- Required task: Please copy out, word for word, the lines of the records below, from the line holding "- chart-row: Other0.90%: [0, 378, 1001, 406]" to the line holding "Find all labels, buttons, inputs, and", inclusive.

- Record excerpts:
>>>>
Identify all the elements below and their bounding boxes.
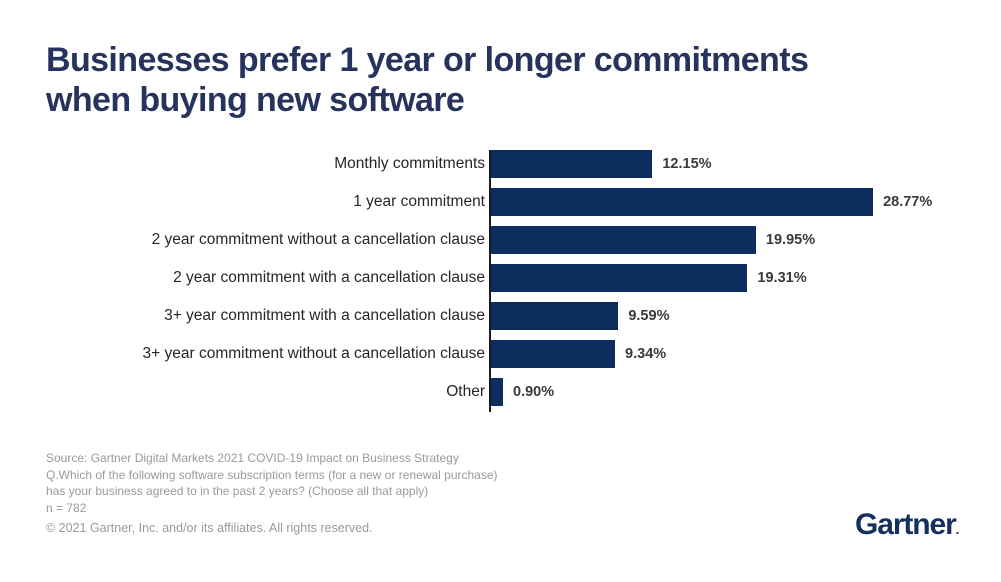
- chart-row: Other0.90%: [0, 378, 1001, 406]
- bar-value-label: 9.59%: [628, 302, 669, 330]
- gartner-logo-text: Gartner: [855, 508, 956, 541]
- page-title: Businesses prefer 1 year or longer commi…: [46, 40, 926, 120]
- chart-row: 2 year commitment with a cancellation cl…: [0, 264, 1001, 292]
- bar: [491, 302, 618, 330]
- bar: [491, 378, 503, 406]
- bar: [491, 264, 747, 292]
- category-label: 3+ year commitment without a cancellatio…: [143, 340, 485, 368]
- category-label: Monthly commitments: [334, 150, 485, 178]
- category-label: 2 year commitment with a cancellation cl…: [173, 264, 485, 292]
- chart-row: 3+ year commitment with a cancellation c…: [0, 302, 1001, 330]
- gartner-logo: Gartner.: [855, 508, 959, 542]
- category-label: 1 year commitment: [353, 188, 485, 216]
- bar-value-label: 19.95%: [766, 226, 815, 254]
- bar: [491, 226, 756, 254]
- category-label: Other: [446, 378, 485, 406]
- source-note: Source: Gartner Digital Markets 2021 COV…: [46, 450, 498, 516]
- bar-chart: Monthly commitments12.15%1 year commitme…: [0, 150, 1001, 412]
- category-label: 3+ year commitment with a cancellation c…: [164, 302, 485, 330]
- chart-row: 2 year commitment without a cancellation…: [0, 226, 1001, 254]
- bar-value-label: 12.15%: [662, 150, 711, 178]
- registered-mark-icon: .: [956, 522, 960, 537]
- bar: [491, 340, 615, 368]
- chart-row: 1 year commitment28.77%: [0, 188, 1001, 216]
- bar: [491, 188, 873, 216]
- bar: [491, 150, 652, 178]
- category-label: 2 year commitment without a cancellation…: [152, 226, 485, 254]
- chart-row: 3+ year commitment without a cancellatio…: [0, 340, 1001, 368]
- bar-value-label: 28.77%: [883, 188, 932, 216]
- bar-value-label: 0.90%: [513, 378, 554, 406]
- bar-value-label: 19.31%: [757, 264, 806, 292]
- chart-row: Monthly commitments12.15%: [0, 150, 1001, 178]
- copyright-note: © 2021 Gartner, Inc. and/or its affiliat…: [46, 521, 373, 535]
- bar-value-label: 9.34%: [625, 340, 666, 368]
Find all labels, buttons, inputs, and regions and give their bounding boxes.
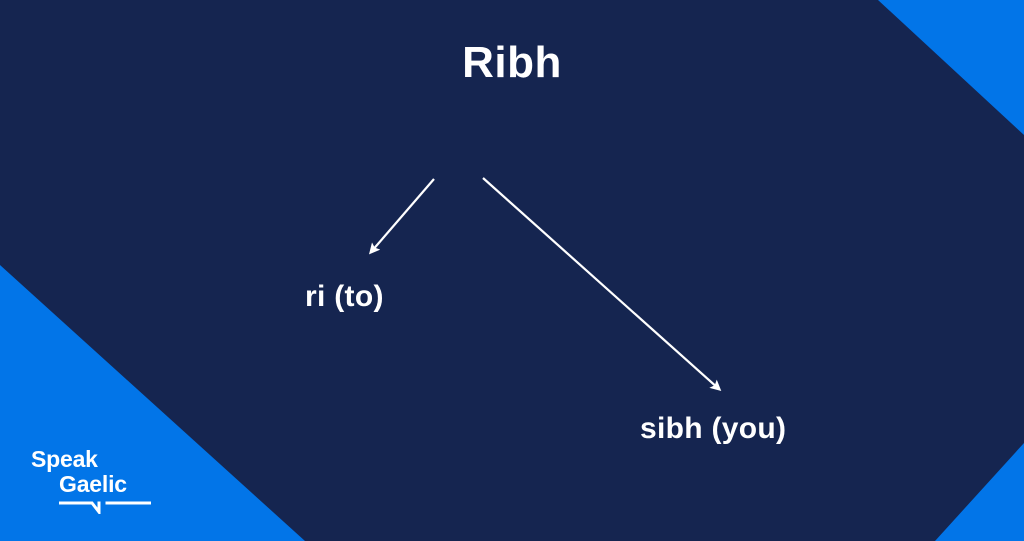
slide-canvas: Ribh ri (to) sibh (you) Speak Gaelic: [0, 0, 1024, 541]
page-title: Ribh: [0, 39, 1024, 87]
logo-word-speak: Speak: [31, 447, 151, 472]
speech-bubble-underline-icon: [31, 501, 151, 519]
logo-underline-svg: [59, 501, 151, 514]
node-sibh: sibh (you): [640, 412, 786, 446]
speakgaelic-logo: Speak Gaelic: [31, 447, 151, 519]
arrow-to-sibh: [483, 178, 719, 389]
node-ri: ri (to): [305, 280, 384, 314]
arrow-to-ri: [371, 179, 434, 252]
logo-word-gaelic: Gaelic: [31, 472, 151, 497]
<<<<
- Finished task:
- chart-row: Other0.90%: [0, 378, 1001, 406]
- bar-value-label: 9.59%: [628, 302, 669, 330]
- gartner-logo-text: Gartner: [855, 508, 956, 541]
- page-title: Businesses prefer 1 year or longer commi…: [46, 40, 926, 120]
- chart-row: 2 year commitment with a cancellation cl…: [0, 264, 1001, 292]
- bar: [491, 302, 618, 330]
- bar: [491, 378, 503, 406]
- bar: [491, 264, 747, 292]
- category-label: 3+ year commitment without a cancellatio…: [143, 340, 485, 368]
- category-label: Monthly commitments: [334, 150, 485, 178]
- category-label: 2 year commitment with a cancellation cl…: [173, 264, 485, 292]
- chart-row: 3+ year commitment with a cancellation c…: [0, 302, 1001, 330]
- gartner-logo: Gartner.: [855, 508, 959, 542]
- category-label: 1 year commitment: [353, 188, 485, 216]
- bar-value-label: 19.95%: [766, 226, 815, 254]
- bar: [491, 226, 756, 254]
- category-label: Other: [446, 378, 485, 406]
- source-note: Source: Gartner Digital Markets 2021 COV…: [46, 450, 498, 516]
- bar-chart: Monthly commitments12.15%1 year commitme…: [0, 150, 1001, 412]
- category-label: 3+ year commitment with a cancellation c…: [164, 302, 485, 330]
- chart-row: 2 year commitment without a cancellation…: [0, 226, 1001, 254]
- bar-value-label: 12.15%: [662, 150, 711, 178]
- registered-mark-icon: .: [956, 522, 960, 537]
- bar: [491, 340, 615, 368]
- chart-row: 1 year commitment28.77%: [0, 188, 1001, 216]
- bar: [491, 188, 873, 216]
- bar: [491, 150, 652, 178]
- category-label: 2 year commitment without a cancellation…: [152, 226, 485, 254]
- chart-row: 3+ year commitment without a cancellatio…: [0, 340, 1001, 368]
- bar-value-label: 28.77%: [883, 188, 932, 216]
- bar-value-label: 0.90%: [513, 378, 554, 406]
- bar-value-label: 19.31%: [757, 264, 806, 292]
- chart-row: Monthly commitments12.15%: [0, 150, 1001, 178]
- copyright-note: © 2021 Gartner, Inc. and/or its affiliat…: [46, 521, 373, 535]
- bar-value-label: 9.34%: [625, 340, 666, 368]
Find all labels, buttons, inputs, and regions and give their bounding boxes.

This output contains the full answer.